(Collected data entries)

========================================================================

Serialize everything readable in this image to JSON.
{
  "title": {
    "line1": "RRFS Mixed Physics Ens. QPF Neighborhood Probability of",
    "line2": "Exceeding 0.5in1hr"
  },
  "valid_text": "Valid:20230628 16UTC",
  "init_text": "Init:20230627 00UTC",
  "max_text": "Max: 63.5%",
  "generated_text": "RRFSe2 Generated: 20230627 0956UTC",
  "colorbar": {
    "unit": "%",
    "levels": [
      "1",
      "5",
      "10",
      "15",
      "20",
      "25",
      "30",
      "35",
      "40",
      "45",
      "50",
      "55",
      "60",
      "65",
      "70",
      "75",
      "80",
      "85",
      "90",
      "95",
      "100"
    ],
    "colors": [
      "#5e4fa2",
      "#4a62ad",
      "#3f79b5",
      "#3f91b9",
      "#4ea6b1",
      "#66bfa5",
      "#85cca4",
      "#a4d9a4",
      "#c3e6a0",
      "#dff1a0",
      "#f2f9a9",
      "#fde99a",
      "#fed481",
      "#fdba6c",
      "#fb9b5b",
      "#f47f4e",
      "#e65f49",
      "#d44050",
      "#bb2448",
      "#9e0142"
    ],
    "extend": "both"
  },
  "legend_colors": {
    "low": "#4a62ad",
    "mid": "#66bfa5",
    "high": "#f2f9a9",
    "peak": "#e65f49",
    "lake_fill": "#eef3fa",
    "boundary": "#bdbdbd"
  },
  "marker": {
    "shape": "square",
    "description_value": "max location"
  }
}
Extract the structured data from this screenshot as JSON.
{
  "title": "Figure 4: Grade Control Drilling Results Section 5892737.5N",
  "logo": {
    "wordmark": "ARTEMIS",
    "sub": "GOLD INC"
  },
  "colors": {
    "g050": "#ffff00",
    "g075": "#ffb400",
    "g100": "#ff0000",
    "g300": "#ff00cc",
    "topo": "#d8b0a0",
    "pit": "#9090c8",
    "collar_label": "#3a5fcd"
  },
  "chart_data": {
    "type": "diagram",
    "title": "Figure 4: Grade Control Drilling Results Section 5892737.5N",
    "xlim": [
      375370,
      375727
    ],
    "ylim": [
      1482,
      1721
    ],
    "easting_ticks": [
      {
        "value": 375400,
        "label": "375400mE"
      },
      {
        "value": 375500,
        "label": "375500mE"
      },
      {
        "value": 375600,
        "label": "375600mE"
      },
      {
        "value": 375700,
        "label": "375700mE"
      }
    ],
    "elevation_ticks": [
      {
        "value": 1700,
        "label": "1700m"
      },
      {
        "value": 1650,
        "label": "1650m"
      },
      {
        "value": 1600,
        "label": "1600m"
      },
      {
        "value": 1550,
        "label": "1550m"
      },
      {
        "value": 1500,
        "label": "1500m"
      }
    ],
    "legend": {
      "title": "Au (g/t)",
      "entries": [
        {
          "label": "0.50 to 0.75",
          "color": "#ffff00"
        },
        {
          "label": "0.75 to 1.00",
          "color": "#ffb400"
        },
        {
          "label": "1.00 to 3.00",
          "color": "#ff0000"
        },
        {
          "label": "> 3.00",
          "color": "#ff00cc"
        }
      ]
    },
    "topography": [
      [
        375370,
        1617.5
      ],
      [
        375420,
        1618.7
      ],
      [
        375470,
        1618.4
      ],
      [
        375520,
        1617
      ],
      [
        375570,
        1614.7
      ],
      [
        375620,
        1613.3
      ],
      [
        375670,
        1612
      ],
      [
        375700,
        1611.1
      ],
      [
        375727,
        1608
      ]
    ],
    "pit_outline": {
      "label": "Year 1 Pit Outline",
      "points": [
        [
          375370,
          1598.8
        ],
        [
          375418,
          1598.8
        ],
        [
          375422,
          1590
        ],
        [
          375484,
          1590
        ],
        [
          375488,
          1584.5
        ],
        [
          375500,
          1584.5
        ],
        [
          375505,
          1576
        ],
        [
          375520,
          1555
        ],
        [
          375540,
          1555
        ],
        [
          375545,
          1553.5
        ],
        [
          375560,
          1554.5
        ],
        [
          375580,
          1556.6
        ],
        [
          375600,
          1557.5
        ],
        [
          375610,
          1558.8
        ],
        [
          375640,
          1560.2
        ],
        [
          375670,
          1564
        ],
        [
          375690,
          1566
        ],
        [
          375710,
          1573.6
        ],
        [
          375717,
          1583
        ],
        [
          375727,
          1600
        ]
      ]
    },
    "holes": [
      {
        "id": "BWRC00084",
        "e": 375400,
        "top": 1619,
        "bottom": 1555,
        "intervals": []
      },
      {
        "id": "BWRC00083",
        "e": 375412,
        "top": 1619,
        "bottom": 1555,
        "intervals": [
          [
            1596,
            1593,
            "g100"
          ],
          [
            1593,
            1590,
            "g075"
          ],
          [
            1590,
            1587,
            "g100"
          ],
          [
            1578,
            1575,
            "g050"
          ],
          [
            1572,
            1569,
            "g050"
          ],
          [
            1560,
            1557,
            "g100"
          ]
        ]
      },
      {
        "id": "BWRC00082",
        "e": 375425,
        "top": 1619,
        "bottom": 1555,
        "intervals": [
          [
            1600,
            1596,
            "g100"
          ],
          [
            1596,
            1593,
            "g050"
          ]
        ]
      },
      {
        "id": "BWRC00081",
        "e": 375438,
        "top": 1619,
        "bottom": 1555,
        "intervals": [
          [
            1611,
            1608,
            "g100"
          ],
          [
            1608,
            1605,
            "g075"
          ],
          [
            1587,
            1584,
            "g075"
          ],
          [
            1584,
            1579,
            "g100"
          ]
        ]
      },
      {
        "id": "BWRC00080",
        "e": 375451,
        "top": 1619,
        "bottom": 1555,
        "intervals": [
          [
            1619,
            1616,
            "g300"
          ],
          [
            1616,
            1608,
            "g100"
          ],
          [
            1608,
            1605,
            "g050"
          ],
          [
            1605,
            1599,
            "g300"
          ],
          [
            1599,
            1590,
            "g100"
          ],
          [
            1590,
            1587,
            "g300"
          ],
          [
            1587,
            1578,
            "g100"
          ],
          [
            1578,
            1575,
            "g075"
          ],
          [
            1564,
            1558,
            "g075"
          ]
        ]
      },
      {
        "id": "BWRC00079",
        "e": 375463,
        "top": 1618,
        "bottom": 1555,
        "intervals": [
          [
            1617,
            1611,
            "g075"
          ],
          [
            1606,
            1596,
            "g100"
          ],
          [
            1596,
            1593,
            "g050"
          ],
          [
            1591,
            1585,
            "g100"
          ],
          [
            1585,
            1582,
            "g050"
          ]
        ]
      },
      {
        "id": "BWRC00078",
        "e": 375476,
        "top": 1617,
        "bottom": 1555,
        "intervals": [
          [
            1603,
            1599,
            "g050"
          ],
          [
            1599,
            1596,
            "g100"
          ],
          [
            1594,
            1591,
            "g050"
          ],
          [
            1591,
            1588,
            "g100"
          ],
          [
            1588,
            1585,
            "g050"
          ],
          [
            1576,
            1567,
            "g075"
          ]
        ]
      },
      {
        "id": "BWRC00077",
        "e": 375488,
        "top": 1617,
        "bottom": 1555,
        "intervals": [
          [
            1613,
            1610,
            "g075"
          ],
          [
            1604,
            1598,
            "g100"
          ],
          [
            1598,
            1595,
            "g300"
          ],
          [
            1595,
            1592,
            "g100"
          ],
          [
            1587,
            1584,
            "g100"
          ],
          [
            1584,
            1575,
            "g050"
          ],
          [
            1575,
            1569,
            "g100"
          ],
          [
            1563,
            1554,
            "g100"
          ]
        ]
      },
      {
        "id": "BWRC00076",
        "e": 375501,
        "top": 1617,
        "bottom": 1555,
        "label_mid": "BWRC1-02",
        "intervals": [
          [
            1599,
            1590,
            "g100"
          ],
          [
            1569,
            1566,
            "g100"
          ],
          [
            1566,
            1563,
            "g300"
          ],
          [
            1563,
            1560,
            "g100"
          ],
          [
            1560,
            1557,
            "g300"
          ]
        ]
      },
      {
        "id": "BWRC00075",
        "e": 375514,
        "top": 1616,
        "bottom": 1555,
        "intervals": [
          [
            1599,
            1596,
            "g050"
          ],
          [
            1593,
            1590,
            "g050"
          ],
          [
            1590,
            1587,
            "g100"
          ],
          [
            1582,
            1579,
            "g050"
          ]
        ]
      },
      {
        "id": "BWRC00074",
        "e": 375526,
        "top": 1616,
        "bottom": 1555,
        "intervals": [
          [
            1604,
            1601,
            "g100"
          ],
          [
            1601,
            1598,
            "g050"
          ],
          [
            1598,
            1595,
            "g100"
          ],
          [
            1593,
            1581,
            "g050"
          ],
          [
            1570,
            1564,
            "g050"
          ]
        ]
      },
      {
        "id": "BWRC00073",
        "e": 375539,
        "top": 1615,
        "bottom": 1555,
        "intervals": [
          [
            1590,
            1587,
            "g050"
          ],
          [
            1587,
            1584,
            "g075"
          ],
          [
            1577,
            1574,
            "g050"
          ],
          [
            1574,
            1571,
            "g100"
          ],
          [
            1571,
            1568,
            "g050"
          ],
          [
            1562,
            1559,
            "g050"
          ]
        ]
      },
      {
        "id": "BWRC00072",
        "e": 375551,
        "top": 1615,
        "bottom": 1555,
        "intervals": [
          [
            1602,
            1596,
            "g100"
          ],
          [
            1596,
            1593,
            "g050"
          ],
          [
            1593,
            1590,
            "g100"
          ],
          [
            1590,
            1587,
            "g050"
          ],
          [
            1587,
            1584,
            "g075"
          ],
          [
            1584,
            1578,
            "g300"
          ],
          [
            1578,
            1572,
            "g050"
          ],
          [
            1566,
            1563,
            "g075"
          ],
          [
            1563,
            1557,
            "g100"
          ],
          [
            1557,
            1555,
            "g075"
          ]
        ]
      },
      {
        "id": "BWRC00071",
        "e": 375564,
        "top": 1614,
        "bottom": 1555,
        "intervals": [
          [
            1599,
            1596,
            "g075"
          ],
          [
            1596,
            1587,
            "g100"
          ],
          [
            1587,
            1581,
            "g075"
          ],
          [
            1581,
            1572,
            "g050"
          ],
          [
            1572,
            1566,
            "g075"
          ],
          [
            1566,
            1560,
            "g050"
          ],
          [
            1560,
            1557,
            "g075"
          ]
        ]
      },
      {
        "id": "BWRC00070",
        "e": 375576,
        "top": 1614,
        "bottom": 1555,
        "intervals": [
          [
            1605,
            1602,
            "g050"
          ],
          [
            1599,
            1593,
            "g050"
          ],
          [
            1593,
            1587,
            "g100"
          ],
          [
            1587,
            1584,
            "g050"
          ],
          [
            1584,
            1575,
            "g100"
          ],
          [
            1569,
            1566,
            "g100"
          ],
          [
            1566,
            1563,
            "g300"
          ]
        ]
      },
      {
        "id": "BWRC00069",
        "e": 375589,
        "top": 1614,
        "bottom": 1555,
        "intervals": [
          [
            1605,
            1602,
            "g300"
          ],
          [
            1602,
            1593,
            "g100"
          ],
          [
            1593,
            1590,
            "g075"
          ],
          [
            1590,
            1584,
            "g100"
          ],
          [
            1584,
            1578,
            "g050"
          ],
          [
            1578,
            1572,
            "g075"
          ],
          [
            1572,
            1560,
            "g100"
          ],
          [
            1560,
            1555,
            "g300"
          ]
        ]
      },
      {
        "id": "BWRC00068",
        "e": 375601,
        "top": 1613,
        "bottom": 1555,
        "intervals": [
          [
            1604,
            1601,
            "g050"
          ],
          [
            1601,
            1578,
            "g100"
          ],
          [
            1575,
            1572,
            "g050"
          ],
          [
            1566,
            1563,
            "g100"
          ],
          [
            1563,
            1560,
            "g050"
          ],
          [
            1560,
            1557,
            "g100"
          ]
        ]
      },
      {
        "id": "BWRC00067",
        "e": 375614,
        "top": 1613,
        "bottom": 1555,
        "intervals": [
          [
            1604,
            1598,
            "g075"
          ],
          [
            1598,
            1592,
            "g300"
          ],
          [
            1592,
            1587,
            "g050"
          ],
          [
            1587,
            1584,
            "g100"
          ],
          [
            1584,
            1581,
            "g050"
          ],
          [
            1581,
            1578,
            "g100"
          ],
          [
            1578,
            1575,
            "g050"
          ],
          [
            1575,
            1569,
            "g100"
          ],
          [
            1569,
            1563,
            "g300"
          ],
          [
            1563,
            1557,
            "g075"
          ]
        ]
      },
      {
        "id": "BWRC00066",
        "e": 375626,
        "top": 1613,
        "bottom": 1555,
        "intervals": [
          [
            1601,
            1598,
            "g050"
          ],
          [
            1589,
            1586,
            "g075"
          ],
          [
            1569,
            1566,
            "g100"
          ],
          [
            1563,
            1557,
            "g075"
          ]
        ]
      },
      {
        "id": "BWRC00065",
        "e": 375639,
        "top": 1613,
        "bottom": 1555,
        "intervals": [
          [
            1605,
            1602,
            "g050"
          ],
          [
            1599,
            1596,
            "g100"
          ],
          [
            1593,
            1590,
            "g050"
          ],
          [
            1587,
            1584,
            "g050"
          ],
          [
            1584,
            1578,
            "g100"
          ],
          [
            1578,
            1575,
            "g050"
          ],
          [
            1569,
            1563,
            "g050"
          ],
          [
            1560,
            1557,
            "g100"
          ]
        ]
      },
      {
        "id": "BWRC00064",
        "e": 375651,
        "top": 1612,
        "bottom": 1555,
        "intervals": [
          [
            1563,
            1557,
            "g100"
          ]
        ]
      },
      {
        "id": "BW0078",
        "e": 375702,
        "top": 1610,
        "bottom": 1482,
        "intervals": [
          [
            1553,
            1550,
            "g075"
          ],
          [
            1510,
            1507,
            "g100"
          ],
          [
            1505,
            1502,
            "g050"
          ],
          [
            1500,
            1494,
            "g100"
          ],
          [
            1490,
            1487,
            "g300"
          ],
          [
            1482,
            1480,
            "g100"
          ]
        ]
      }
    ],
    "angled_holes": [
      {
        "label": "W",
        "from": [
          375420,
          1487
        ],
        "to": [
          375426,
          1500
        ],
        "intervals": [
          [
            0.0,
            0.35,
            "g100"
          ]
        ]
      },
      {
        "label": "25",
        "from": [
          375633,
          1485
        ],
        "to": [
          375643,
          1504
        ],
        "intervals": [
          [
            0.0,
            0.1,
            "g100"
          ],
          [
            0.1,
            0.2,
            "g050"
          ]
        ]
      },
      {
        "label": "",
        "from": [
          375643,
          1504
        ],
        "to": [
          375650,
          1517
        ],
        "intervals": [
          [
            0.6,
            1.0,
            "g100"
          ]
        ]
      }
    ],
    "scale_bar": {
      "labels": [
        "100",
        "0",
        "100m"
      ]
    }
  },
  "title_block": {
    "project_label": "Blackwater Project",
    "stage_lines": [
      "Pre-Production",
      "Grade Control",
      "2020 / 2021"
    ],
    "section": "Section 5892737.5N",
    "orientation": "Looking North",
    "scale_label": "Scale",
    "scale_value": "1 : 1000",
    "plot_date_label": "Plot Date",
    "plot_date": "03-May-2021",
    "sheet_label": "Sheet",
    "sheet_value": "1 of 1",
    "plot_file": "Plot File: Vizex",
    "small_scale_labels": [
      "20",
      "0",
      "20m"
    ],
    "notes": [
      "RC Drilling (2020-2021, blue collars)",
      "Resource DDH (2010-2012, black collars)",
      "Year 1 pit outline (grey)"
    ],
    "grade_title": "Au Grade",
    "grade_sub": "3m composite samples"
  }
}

========================================================================

In the lines above, find each one with "Drilling" and list it.

> **The completed task**:
  "title": "Figure 4: Grade Control Drilling Results Section 5892737.5N",
    "title": "Figure 4: Grade Control Drilling Results Section 5892737.5N",
      "RC Drilling (2020-2021, blue collars)",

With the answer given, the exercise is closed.